● Required work:
Select all lines in the records that include "SRMTID".

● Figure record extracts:

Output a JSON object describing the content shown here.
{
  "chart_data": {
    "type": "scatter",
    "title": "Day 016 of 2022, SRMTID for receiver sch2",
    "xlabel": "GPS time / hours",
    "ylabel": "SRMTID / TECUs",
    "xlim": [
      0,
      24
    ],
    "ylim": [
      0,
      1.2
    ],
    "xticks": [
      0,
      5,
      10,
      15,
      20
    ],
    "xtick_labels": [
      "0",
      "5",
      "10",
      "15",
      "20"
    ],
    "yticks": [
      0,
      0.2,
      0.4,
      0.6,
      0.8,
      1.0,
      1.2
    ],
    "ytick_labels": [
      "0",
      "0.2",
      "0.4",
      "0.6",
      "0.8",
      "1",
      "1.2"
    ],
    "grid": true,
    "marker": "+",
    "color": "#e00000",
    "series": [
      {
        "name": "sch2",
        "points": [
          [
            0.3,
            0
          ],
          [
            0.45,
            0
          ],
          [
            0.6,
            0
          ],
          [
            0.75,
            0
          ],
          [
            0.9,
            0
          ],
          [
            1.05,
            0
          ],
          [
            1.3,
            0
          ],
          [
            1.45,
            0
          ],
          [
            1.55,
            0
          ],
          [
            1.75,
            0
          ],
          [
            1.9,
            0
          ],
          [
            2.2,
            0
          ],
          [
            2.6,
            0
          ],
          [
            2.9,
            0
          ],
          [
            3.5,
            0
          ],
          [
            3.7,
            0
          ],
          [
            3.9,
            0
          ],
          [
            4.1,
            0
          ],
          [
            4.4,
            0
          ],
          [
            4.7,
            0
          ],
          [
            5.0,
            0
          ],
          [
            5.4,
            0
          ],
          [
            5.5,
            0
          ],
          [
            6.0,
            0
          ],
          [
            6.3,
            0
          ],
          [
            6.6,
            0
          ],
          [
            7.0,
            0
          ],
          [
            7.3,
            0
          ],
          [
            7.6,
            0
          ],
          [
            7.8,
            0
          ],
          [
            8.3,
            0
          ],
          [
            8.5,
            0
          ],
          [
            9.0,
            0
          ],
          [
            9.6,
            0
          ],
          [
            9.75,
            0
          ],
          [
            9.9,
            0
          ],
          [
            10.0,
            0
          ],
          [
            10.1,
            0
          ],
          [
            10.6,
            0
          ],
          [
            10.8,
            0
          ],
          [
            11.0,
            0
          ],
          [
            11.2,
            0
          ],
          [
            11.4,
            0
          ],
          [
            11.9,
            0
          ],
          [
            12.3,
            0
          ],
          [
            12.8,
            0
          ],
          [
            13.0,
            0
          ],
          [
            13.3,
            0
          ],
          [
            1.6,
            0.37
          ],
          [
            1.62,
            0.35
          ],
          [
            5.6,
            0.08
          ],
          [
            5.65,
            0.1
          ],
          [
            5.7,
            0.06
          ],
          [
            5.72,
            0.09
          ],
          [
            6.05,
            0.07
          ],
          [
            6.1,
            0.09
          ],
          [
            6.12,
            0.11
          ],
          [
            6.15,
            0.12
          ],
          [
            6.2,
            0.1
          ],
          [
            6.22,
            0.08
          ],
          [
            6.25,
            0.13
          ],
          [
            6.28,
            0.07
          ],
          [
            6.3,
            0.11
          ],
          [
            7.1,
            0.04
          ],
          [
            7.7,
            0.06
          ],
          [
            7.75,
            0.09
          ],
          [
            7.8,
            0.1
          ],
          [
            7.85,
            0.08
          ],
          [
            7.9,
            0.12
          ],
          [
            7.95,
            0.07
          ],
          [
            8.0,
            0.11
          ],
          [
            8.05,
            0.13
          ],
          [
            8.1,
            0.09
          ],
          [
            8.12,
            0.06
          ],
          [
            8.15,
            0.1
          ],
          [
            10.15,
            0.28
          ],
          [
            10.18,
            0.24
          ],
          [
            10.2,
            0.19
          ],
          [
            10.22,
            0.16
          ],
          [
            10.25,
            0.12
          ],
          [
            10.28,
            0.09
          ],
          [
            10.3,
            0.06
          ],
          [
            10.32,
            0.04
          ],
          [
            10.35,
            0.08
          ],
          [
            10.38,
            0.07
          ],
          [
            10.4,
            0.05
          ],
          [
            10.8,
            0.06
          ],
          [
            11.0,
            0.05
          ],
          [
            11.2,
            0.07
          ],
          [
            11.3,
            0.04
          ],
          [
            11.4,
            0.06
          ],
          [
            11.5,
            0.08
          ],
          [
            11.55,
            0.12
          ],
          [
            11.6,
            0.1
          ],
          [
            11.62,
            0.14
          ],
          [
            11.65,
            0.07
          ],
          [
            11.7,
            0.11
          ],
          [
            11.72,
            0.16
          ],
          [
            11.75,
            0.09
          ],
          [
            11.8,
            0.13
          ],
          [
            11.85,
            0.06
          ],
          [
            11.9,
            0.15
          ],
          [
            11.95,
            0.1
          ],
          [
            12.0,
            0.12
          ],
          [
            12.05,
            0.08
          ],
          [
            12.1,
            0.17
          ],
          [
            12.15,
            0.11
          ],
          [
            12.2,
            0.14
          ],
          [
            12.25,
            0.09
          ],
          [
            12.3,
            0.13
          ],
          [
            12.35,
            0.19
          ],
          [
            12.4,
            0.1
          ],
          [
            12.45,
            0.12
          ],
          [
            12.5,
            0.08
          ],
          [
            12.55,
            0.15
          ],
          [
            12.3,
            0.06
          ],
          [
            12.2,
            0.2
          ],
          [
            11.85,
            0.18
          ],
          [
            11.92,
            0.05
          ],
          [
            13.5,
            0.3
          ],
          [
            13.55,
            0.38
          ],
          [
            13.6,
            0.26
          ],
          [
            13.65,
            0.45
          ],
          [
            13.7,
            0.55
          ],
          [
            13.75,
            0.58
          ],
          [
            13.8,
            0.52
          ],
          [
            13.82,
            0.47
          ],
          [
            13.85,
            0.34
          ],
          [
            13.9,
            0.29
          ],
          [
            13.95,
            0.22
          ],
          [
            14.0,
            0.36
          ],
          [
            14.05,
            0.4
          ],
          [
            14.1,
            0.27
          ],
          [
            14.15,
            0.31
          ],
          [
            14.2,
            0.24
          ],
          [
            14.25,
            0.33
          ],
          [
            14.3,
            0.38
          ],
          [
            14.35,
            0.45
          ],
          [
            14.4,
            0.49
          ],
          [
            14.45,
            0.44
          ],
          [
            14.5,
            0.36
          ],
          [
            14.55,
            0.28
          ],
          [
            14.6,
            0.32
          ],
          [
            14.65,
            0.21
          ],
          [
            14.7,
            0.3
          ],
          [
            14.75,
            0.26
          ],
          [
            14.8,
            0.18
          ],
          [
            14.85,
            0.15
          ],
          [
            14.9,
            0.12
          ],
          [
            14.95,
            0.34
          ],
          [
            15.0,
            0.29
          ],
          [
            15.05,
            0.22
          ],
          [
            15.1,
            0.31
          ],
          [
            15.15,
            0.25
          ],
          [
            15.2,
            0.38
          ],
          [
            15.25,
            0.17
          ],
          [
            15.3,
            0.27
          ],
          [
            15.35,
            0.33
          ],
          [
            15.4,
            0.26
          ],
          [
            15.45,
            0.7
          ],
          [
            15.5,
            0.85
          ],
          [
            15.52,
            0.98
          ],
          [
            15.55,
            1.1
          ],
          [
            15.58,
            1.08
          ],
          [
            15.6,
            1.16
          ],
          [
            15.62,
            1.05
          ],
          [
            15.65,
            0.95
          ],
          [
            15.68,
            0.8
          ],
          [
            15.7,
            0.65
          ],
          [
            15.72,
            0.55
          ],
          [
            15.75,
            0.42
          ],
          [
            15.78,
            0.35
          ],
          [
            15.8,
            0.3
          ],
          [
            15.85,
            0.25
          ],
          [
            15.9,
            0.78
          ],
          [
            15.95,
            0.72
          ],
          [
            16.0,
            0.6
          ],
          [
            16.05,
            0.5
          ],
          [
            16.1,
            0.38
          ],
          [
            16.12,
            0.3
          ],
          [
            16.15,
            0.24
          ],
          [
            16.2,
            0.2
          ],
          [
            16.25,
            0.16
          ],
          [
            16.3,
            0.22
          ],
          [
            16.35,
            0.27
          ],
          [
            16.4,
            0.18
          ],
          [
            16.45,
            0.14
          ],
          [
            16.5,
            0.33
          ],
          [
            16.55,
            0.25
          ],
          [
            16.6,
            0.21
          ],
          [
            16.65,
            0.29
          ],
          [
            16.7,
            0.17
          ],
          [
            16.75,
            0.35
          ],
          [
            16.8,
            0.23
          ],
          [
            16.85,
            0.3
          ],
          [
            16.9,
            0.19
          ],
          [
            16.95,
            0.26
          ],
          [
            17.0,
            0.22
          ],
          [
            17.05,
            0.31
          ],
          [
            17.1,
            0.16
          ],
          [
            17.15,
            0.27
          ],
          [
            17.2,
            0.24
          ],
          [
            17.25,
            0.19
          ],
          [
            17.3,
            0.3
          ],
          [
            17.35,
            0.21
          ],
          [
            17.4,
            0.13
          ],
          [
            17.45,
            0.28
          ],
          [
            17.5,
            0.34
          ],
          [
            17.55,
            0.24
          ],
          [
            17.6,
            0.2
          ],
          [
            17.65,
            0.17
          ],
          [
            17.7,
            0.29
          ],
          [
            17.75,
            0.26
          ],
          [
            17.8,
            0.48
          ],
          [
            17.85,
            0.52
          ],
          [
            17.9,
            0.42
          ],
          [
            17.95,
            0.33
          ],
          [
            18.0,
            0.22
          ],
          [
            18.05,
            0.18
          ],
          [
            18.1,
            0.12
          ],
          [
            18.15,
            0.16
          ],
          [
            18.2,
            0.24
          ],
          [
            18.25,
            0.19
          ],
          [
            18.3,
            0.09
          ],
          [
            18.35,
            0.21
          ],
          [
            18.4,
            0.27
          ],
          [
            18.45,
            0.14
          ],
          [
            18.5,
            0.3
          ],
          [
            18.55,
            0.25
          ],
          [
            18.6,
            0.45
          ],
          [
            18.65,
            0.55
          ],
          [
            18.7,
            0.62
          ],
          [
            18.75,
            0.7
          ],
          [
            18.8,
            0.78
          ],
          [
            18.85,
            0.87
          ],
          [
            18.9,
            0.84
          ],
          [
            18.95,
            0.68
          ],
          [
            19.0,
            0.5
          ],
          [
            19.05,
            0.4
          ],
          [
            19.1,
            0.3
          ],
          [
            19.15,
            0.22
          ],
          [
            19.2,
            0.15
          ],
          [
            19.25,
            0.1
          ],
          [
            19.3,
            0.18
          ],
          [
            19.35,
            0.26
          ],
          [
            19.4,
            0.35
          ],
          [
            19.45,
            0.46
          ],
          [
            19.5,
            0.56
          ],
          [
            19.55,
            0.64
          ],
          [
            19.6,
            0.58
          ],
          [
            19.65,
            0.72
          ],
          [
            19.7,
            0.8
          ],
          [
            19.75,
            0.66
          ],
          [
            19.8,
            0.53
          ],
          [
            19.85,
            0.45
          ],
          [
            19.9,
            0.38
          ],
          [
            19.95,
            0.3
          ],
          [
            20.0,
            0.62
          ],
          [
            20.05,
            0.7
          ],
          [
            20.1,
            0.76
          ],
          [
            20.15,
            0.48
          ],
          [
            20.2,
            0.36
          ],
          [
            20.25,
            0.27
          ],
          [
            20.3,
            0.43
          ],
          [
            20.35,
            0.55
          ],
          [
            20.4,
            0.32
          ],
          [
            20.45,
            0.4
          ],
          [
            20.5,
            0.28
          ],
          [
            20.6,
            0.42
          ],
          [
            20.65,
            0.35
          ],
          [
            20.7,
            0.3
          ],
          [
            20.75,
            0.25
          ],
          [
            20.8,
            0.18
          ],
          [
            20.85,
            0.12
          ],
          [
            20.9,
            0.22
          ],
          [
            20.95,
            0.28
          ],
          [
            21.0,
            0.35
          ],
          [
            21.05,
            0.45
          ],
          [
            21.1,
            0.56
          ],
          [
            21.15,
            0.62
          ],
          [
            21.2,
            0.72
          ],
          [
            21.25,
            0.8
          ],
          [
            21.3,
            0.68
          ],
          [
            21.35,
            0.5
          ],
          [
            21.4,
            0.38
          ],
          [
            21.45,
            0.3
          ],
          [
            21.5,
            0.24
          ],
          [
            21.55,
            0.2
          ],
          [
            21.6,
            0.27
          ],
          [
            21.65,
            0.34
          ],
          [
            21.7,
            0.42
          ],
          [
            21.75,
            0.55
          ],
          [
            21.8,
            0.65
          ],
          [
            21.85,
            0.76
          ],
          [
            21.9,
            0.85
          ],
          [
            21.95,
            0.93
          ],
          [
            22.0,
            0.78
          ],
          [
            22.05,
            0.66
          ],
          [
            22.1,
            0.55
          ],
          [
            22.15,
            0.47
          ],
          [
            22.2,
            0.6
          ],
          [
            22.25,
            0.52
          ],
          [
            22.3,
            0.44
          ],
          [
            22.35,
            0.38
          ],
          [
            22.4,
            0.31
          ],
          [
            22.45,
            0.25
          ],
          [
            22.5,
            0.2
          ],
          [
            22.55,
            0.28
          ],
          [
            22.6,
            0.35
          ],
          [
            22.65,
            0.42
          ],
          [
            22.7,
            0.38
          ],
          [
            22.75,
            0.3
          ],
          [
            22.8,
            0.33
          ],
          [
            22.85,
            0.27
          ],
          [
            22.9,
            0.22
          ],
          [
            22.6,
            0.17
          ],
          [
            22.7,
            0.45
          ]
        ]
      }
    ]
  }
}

● Full answer:
    "title": "Day 016 of 2022, SRMTID for receiver sch2",
    "ylabel": "SRMTID / TECUs",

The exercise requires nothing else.